┌──

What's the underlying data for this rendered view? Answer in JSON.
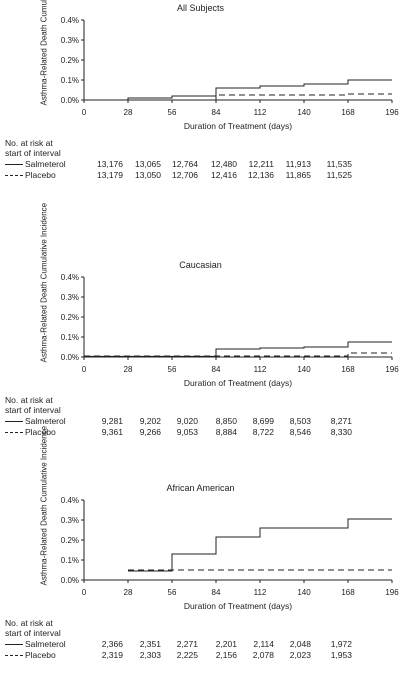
{
  "chart_data": [
    {
      "type": "line",
      "title": "All Subjects",
      "xlabel": "Duration of Treatment (days)",
      "ylabel": "Asthma-Related Death Cumulative Incidence",
      "x_ticks": [
        "0",
        "28",
        "56",
        "84",
        "112",
        "140",
        "168",
        "196"
      ],
      "y_ticks": [
        "0.0%",
        "0.1%",
        "0.2%",
        "0.3%",
        "0.4%"
      ],
      "xlim": [
        0,
        196
      ],
      "ylim": [
        0,
        0.4
      ],
      "series": [
        {
          "name": "Salmeterol",
          "style": "solid",
          "steps": [
            [
              0,
              0
            ],
            [
              28,
              0.01
            ],
            [
              56,
              0.02
            ],
            [
              84,
              0.06
            ],
            [
              112,
              0.07
            ],
            [
              140,
              0.08
            ],
            [
              168,
              0.1
            ],
            [
              196,
              0.1
            ]
          ]
        },
        {
          "name": "Placebo",
          "style": "dashed",
          "steps": [
            [
              0,
              0
            ],
            [
              84,
              0.025
            ],
            [
              168,
              0.03
            ],
            [
              196,
              0.03
            ]
          ]
        }
      ],
      "risk_table": {
        "header": "No. at risk at\nstart of interval",
        "rows": [
          {
            "name": "Salmeterol",
            "style": "solid",
            "values": [
              "13,176",
              "13,065",
              "12,764",
              "12,480",
              "12,211",
              "11,913",
              "11,535"
            ]
          },
          {
            "name": "Placebo",
            "style": "dashed",
            "values": [
              "13,179",
              "13,050",
              "12,706",
              "12,416",
              "12,136",
              "11,865",
              "11,525"
            ]
          }
        ]
      }
    },
    {
      "type": "line",
      "title": "Caucasian",
      "xlabel": "Duration of Treatment (days)",
      "ylabel": "Asthma-Related Death Cumulative Incidence",
      "x_ticks": [
        "0",
        "28",
        "56",
        "84",
        "112",
        "140",
        "168",
        "196"
      ],
      "y_ticks": [
        "0.0%",
        "0.1%",
        "0.2%",
        "0.3%",
        "0.4%"
      ],
      "xlim": [
        0,
        196
      ],
      "ylim": [
        0,
        0.4
      ],
      "series": [
        {
          "name": "Salmeterol",
          "style": "solid",
          "steps": [
            [
              0,
              0.003
            ],
            [
              84,
              0.04
            ],
            [
              112,
              0.045
            ],
            [
              140,
              0.05
            ],
            [
              168,
              0.075
            ],
            [
              196,
              0.075
            ]
          ]
        },
        {
          "name": "Placebo",
          "style": "dashed",
          "steps": [
            [
              0,
              0.005
            ],
            [
              168,
              0.02
            ],
            [
              196,
              0.02
            ]
          ]
        }
      ],
      "risk_table": {
        "header": "No. at risk at\nstart of interval",
        "rows": [
          {
            "name": "Salmeterol",
            "style": "solid",
            "values": [
              "9,281",
              "9,202",
              "9,020",
              "8,850",
              "8,699",
              "8,503",
              "8,271"
            ]
          },
          {
            "name": "Placebo",
            "style": "dashed",
            "values": [
              "9,361",
              "9,266",
              "9,053",
              "8,884",
              "8,722",
              "8,546",
              "8,330"
            ]
          }
        ]
      }
    },
    {
      "type": "line",
      "title": "African American",
      "xlabel": "Duration of Treatment (days)",
      "ylabel": "Asthma-Related Death Cumulative Incidence",
      "x_ticks": [
        "0",
        "28",
        "56",
        "84",
        "112",
        "140",
        "168",
        "196"
      ],
      "y_ticks": [
        "0.0%",
        "0.1%",
        "0.2%",
        "0.3%",
        "0.4%"
      ],
      "xlim": [
        0,
        196
      ],
      "ylim": [
        0,
        0.4
      ],
      "series": [
        {
          "name": "Salmeterol",
          "style": "solid",
          "steps": [
            [
              28,
              0.045
            ],
            [
              56,
              0.13
            ],
            [
              84,
              0.215
            ],
            [
              112,
              0.26
            ],
            [
              168,
              0.305
            ],
            [
              196,
              0.305
            ]
          ]
        },
        {
          "name": "Placebo",
          "style": "dashed",
          "steps": [
            [
              28,
              0.05
            ],
            [
              196,
              0.05
            ]
          ]
        }
      ],
      "risk_table": {
        "header": "No. at risk at\nstart of interval",
        "rows": [
          {
            "name": "Salmeterol",
            "style": "solid",
            "values": [
              "2,366",
              "2,351",
              "2,271",
              "2,201",
              "2,114",
              "2,048",
              "1,972"
            ]
          },
          {
            "name": "Placebo",
            "style": "dashed",
            "values": [
              "2,319",
              "2,303",
              "2,225",
              "2,156",
              "2,078",
              "2,023",
              "1,953"
            ]
          }
        ]
      }
    }
  ]
}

└──

◆ **What is asked**
Output each line exactly; omit every picture.

◆ **The solution**
What's the underlying data for this rendered view? Answer in JSON.
{
  "chart_data": [
    {
      "type": "line",
      "title": "All Subjects",
      "xlabel": "Duration of Treatment (days)",
      "ylabel": "Asthma-Related Death Cumulative Incidence",
      "x_ticks": [
        "0",
        "28",
        "56",
        "84",
        "112",
        "140",
        "168",
        "196"
      ],
      "y_ticks": [
        "0.0%",
        "0.1%",
        "0.2%",
        "0.3%",
        "0.4%"
      ],
      "xlim": [
        0,
        196
      ],
      "ylim": [
        0,
        0.4
      ],
      "series": [
        {
          "name": "Salmeterol",
          "style": "solid",
          "steps": [
            [
              0,
              0
            ],
            [
              28,
              0.01
            ],
            [
              56,
              0.02
            ],
            [
              84,
              0.06
            ],
            [
              112,
              0.07
            ],
            [
              140,
              0.08
            ],
            [
              168,
              0.1
            ],
            [
              196,
              0.1
            ]
          ]
        },
        {
          "name": "Placebo",
          "style": "dashed",
          "steps": [
            [
              0,
              0
            ],
            [
              84,
              0.025
            ],
            [
              168,
              0.03
            ],
            [
              196,
              0.03
            ]
          ]
        }
      ],
      "risk_table": {
        "header": "No. at risk at\nstart of interval",
        "rows": [
          {
            "name": "Salmeterol",
            "style": "solid",
            "values": [
              "13,176",
              "13,065",
              "12,764",
              "12,480",
              "12,211",
              "11,913",
              "11,535"
            ]
          },
          {
            "name": "Placebo",
            "style": "dashed",
            "values": [
              "13,179",
              "13,050",
              "12,706",
              "12,416",
              "12,136",
              "11,865",
              "11,525"
            ]
          }
        ]
      }
    },
    {
      "type": "line",
      "title": "Caucasian",
      "xlabel": "Duration of Treatment (days)",
      "ylabel": "Asthma-Related Death Cumulative Incidence",
      "x_ticks": [
        "0",
        "28",
        "56",
        "84",
        "112",
        "140",
        "168",
        "196"
      ],
      "y_ticks": [
        "0.0%",
        "0.1%",
        "0.2%",
        "0.3%",
        "0.4%"
      ],
      "xlim": [
        0,
        196
      ],
      "ylim": [
        0,
        0.4
      ],
      "series": [
        {
          "name": "Salmeterol",
          "style": "solid",
          "steps": [
            [
              0,
              0.003
            ],
            [
              84,
              0.04
            ],
            [
              112,
              0.045
            ],
            [
              140,
              0.05
            ],
            [
              168,
              0.075
            ],
            [
              196,
              0.075
            ]
          ]
        },
        {
          "name": "Placebo",
          "style": "dashed",
          "steps": [
            [
              0,
              0.005
            ],
            [
              168,
              0.02
            ],
            [
              196,
              0.02
            ]
          ]
        }
      ],
      "risk_table": {
        "header": "No. at risk at\nstart of interval",
        "rows": [
          {
            "name": "Salmeterol",
            "style": "solid",
            "values": [
              "9,281",
              "9,202",
              "9,020",
              "8,850",
              "8,699",
              "8,503",
              "8,271"
            ]
          },
          {
            "name": "Placebo",
            "style": "dashed",
            "values": [
              "9,361",
              "9,266",
              "9,053",
              "8,884",
              "8,722",
              "8,546",
              "8,330"
            ]
          }
        ]
      }
    },
    {
      "type": "line",
      "title": "African American",
      "xlabel": "Duration of Treatment (days)",
      "ylabel": "Asthma-Related Death Cumulative Incidence",
      "x_ticks": [
        "0",
        "28",
        "56",
        "84",
        "112",
        "140",
        "168",
        "196"
      ],
      "y_ticks": [
        "0.0%",
        "0.1%",
        "0.2%",
        "0.3%",
        "0.4%"
      ],
      "xlim": [
        0,
        196
      ],
      "ylim": [
        0,
        0.4
      ],
      "series": [
        {
          "name": "Salmeterol",
          "style": "solid",
          "steps": [
            [
              28,
              0.045
            ],
            [
              56,
              0.13
            ],
            [
              84,
              0.215
            ],
            [
              112,
              0.26
            ],
            [
              168,
              0.305
            ],
            [
              196,
              0.305
            ]
          ]
        },
        {
          "name": "Placebo",
          "style": "dashed",
          "steps": [
            [
              28,
              0.05
            ],
            [
              196,
              0.05
            ]
          ]
        }
      ],
      "risk_table": {
        "header": "No. at risk at\nstart of interval",
        "rows": [
          {
            "name": "Salmeterol",
            "style": "solid",
            "values": [
              "2,366",
              "2,351",
              "2,271",
              "2,201",
              "2,114",
              "2,048",
              "1,972"
            ]
          },
          {
            "name": "Placebo",
            "style": "dashed",
            "values": [
              "2,319",
              "2,303",
              "2,225",
              "2,156",
              "2,078",
              "2,023",
              "1,953"
            ]
          }
        ]
      }
    }
  ]
}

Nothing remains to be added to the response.